# What is expected
Copy each line of the entries that contains the word "Cambodians".

Extracted data entries
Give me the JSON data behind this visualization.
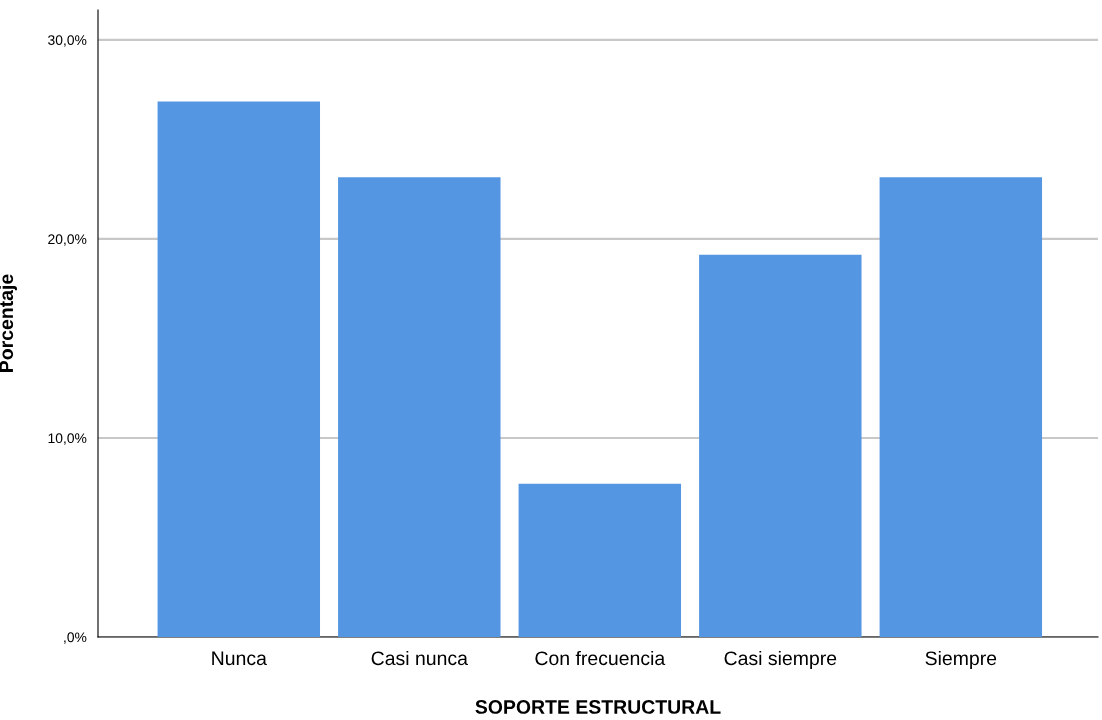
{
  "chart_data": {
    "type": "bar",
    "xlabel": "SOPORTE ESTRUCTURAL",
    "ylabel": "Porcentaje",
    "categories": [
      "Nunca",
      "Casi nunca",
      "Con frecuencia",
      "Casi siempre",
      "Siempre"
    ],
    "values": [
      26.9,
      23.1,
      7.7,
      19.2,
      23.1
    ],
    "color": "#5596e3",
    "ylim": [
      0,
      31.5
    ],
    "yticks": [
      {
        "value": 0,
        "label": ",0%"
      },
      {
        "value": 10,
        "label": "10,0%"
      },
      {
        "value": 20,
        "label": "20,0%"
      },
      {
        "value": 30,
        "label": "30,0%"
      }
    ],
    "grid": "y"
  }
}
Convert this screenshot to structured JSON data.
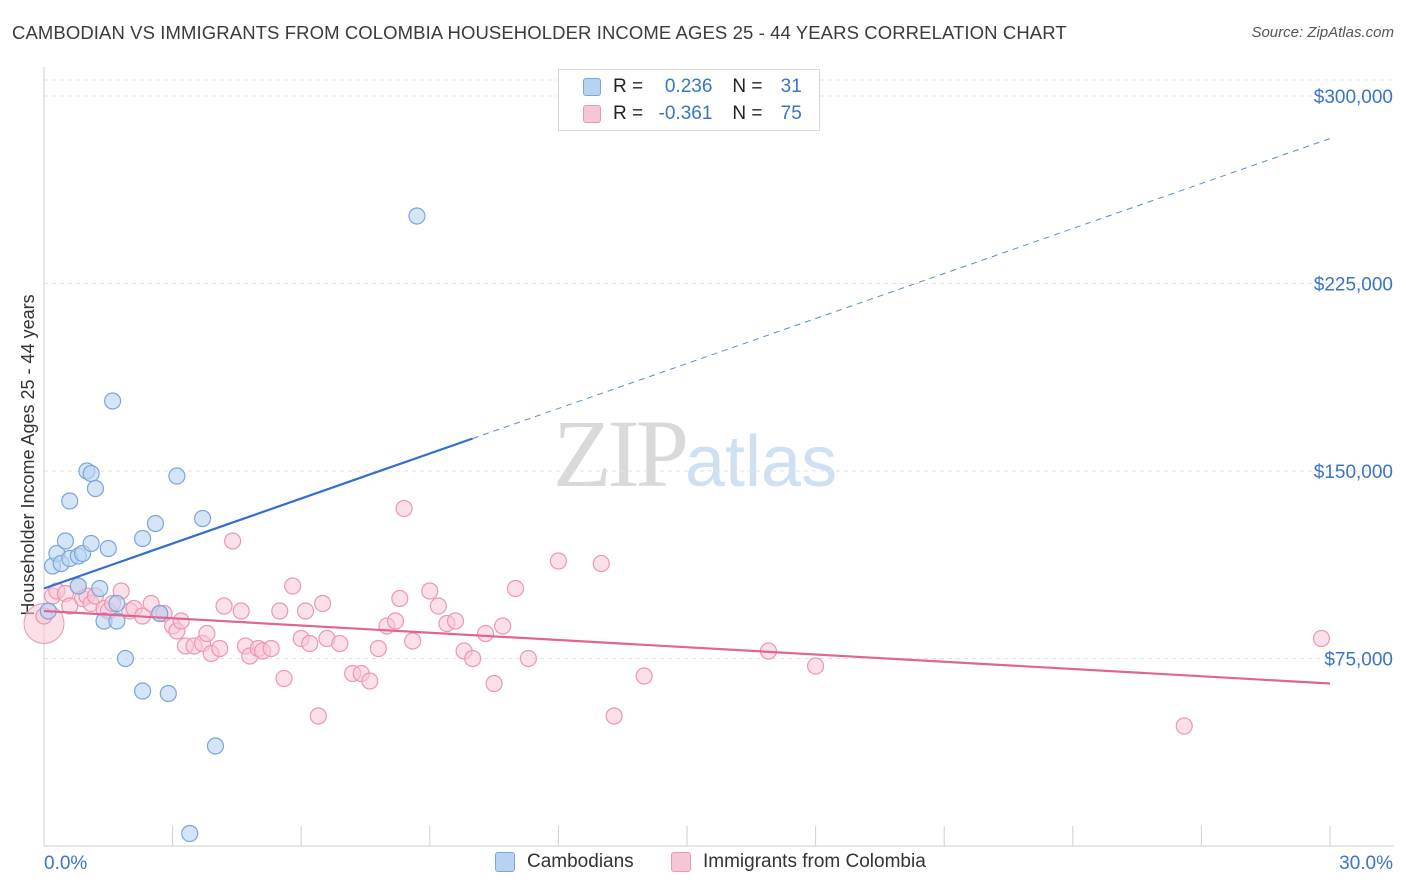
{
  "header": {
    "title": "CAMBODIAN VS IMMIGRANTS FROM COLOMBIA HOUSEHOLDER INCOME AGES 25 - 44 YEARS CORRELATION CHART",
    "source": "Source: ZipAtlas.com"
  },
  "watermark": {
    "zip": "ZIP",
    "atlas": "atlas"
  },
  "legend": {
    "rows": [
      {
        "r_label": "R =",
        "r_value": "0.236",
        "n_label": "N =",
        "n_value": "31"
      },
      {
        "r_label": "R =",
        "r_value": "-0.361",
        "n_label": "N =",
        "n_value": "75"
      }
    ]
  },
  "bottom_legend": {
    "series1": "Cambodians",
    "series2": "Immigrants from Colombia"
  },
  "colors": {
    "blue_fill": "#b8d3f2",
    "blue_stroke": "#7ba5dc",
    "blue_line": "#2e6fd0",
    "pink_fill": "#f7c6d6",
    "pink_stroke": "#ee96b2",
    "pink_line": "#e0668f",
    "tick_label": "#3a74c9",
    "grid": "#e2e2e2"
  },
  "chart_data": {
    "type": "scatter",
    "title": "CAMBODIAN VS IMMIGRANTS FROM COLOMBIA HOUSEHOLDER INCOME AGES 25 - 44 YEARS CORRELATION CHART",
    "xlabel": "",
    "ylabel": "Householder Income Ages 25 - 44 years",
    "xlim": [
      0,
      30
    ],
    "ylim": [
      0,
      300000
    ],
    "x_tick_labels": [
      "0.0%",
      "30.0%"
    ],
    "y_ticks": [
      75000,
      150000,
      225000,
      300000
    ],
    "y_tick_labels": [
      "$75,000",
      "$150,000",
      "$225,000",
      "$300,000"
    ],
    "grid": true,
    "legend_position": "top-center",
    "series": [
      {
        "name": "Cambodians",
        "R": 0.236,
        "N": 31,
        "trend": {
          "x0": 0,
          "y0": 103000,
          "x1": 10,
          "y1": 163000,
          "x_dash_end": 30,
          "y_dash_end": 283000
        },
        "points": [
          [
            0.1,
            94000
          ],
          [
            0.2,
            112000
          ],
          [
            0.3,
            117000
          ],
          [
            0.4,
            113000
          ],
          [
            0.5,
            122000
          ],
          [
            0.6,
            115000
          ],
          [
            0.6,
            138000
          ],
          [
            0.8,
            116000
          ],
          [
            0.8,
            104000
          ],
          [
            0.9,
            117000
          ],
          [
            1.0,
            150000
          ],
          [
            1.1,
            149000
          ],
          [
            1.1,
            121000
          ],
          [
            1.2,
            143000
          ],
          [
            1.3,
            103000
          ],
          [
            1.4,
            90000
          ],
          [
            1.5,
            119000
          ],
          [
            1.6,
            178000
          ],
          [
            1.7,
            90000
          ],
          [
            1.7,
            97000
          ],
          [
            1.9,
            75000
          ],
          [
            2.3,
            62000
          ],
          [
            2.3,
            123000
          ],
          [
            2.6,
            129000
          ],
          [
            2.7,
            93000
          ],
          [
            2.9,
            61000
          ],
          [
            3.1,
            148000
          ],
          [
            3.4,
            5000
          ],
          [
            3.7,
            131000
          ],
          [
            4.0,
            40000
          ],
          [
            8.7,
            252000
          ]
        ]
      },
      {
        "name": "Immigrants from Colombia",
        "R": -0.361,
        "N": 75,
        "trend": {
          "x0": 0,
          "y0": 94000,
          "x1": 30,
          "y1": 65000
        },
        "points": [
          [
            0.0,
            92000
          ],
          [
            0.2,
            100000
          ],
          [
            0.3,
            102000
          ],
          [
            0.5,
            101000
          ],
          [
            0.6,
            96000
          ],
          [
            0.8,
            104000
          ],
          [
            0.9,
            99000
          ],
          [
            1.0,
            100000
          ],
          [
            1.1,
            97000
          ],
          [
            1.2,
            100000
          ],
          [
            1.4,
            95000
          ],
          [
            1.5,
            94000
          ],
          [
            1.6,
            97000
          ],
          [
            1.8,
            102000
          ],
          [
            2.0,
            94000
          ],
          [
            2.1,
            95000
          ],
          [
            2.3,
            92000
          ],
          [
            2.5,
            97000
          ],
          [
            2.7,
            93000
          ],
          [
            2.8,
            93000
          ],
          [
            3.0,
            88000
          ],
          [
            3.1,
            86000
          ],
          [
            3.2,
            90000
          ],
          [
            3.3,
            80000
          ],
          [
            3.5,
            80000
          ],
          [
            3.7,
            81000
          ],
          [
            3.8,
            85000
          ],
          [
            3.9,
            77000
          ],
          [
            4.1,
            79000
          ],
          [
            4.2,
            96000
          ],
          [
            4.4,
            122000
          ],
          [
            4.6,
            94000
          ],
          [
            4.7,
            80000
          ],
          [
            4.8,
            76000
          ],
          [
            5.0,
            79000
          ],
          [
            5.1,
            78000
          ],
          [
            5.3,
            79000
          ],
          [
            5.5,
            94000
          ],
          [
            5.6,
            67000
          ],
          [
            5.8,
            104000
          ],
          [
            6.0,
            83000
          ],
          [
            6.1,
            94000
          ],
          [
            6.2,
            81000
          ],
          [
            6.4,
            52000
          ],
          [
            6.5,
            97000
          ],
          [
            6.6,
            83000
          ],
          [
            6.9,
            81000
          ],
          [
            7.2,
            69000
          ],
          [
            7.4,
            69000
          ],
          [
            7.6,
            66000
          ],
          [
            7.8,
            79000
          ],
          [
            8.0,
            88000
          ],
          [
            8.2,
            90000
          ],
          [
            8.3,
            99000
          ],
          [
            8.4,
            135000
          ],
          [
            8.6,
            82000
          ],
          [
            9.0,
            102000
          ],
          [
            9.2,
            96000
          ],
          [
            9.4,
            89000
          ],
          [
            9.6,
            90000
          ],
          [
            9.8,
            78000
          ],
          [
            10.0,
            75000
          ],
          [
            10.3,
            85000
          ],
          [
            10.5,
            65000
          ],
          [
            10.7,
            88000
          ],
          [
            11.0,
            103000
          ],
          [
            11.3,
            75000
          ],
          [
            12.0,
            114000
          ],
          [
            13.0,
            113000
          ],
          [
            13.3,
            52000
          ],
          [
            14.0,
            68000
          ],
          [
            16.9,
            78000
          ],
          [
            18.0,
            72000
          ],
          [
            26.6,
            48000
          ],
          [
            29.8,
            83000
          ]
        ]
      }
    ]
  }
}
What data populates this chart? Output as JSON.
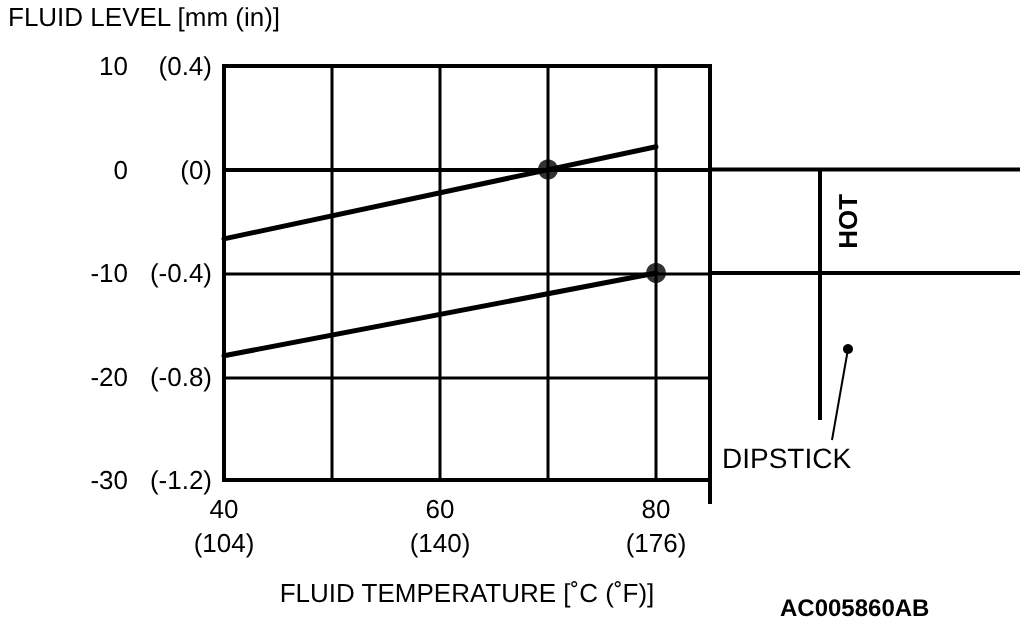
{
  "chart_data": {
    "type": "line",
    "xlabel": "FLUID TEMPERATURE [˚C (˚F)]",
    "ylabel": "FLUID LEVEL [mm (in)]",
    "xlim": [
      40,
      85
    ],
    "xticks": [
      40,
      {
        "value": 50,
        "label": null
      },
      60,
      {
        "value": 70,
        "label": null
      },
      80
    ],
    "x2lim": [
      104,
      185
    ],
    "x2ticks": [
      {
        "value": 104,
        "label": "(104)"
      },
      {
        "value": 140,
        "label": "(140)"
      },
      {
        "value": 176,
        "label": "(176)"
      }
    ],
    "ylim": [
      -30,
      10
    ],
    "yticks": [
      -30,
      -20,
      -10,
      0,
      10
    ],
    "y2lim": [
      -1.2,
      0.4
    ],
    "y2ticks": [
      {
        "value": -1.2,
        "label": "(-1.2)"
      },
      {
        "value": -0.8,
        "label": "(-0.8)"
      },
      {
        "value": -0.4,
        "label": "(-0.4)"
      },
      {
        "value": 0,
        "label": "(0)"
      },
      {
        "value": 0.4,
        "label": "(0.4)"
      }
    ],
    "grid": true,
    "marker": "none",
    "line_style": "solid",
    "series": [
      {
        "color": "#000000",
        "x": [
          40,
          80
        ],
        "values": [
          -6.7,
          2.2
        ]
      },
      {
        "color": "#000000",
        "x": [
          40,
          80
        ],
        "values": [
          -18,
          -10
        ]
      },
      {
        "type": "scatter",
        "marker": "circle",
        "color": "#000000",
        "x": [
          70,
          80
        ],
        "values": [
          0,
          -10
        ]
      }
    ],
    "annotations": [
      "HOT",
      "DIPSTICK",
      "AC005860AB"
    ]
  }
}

# Response
    "series1": "Cambodians",
        "name": "Cambodians",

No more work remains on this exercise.